Challenges:
**A)** In the notes on the classification problem and the Bayes classifier, what name is given to $P_{(X,Y) \sim \rho}(\mathfrak f(X) \neq Y)$?
**B)** Carry the Bayes classifier notes forward from their last line.

01-classification.Rmd

# Classification Problem & Bayes Classifier

## Notation
- $\mathcal X$ = input space; $\mathcal Y$ = output space
- $x$ = feature vector, input, data point; $y$ = label
- $(X, Y)$ = random variable.

- **Supervised Learning**: From given data set $(x_1,y_1), \cdots, (x_n,y_n)$, find $\mathfrak f$, such that $\mathfrak f: ~x (\in \mathcal X) \to y (\in \mathcal Y)$.  
$(x_1,y_1), \cdots, (x_n,y_n)$ come from a distribution of input-output pairs.

- **Distribution**: $\rho$, is a probability distribution over $\mathcal X \times \mathcal Y$, the "Ground Truth".

## Classification Problem
Given $\mathfrak f : \mathcal X \to \mathcal Y$, compute $P_{(X,Y) \sim \rho}(\mathfrak f(X) \neq Y)$, which is **average misclassification error (AME)**.

### Goal
To build the "best" possible classifier, that is find $\mathfrak f$ that makes the AME as small as possible.

### Questions

- Does there exist a "best" classifier (relative to AME)?  

  ::: {.theorem #pyth name="Bayes Classifier"}  
  Given $\rho$ distribution over $\mathcal X \times \mathcal Y$,  
  - $l$ = 0-1 loss;  
  - $\mathcal Y$ = {0,1} (binary problem);  
  - $\mathfrak f_B(x)$ := $\begin{cases}1 & if ~P_{(X,Y) \in \rho}(Y=1 \mid X=x) \geq P_{(X,Y) \in \rho}(Y=0 \mid X=x)\\0 & o.w.\end{cases}$.

  Then $\mathfrak f_B$ minimizes the AME.
  :::  
  
  ::: {.proof}
  $\forall ~\mathfrak f: \mathcal X \to \{0,1\}$, we have  
$$
\begin{aligned}
P(\mathfrak f(X) \neq Y) &= E[1_{\mathfrak f(X) \neq Y}]\\
&= E\Big[E[1_{\mathfrak f(X) \neq Y} \mid X]\Big]\\
&= E\Big[1_{\mathfrak f(X) \neq 1} \cdot P(Y=1 \mid X) + 1_{\mathfrak f(X) \neq 0} \cdot P(Y=0 \mid X)\Big]\\
\end{aligned}
$$  

  - When $P(Y=1 \mid X) \geq P(Y=0 \mid X)$, we have  
  $$
  \begin{aligned}
  1_{\mathfrak f(X) \neq 1} \cdot P(Y=1 \mid X) + 1_{\mathfrak f(X) \neq 0} \cdot P(Y=0 \mid X) &\geq 1_{\mathfrak f(X) \neq 1} \cdot P(Y=0 \mid X) + 1_{\mathfrak f(X) \neq 0} \cdot P(Y=0 \mid X)\\
  &= P(Y=0 \mid X) \cdot (1_{\mathfrak f(X) \neq 1} + 1_{\mathfrak f(X) \neq 0})\\
  &= P(Y=0 \mid X)\\
  &=_{\mathfrak f_B(X) = 1} ~P(\mathfrak f_B(X) \neq Y \mid X)

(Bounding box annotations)

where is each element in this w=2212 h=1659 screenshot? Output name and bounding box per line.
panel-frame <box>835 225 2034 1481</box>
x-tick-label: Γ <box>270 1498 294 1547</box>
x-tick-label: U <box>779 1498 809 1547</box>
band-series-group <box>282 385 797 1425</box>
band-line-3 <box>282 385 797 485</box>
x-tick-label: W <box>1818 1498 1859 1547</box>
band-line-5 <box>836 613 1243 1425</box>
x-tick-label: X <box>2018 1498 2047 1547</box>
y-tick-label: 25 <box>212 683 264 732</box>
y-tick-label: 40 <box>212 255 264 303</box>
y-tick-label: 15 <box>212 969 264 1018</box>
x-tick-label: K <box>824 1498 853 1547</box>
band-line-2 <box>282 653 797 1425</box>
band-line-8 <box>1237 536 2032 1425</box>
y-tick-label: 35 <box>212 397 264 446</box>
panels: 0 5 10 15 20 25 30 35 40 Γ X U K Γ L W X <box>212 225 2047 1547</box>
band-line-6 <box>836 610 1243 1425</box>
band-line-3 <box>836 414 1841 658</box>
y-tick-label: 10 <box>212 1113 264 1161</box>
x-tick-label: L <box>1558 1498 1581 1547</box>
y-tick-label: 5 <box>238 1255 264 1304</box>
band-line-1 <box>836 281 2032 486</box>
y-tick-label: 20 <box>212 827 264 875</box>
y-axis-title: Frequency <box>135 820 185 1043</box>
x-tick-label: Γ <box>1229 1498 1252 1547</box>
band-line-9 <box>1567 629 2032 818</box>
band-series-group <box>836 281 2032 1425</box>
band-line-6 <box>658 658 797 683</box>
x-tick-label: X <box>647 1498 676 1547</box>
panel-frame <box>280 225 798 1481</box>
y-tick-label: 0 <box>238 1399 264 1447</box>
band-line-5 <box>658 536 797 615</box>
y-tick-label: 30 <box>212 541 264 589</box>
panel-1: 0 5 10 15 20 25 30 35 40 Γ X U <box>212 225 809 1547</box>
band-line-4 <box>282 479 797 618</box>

Task results:
**A)** Average misclassification error (AME)

**B)**
  \end{aligned}
  $$
  - When $P(Y=0 \mid X) > P(Y=1 \mid X)$, we similarly have  
  
  $$
  \begin{aligned}
  1_{\mathfrak f(X) \neq 1} \cdot P(Y=1 \mid X) + 1_{\mathfrak f(X) \neq 0} \cdot P(Y=0 \mid X) > P(\mathfrak f_B(X) \neq Y \mid X)
  \end{aligned}
  $$
  As a result, we have
$$
\begin{aligned}
P(\mathfrak f(X) \neq Y) &\geq E[P(\mathfrak f_B(X) \neq Y \mid X)]\\
&= E\Big[E[1_{\mathfrak f_B(X) \neq Y} \mid X]\Big]\\
&= P(\mathfrak f_B(X) \neq Y)
\end{aligned}
$$  
  which means that $\mathfrak f_B$ minimizes the AME.
:::


- Can we construct this "best" classifier (if we only observe the data $(x_1, y_1), \cdots, (x_n, y_n)$)?

- If we can not build this classifier from the observed data, then what can we do in that case?

### The 0-1 Loss


$$\begin{aligned}l:\{1, \cdots, k\} \times \{1, \cdots, k\} &\to \mathcal R\\(\mathcal Y, \mathcal Y') &\to \mathcal R\end{aligned}; \quad l(y,y') = \begin{cases}1 & if ~y\neq y'\\0 & if ~y = y'\end{cases}.$$


Relative to this loss function, and relative to the distribution $\rho$, we can define the **risk** of a given classifier $\mathfrak f: \mathcal X \to \mathcal Y = \{1, \cdots, k\}$, 

$$
\begin{aligned}
R(\mathfrak f) :&= E_{(X, Y) \in \rho}[l(\mathfrak f(X), Y)] \\
&= P(\mathfrak f(X) \neq Y).
\end{aligned}
$$

To find the "best" classifier is to solve $min_{\mathfrak f} R(\mathfrak f)$.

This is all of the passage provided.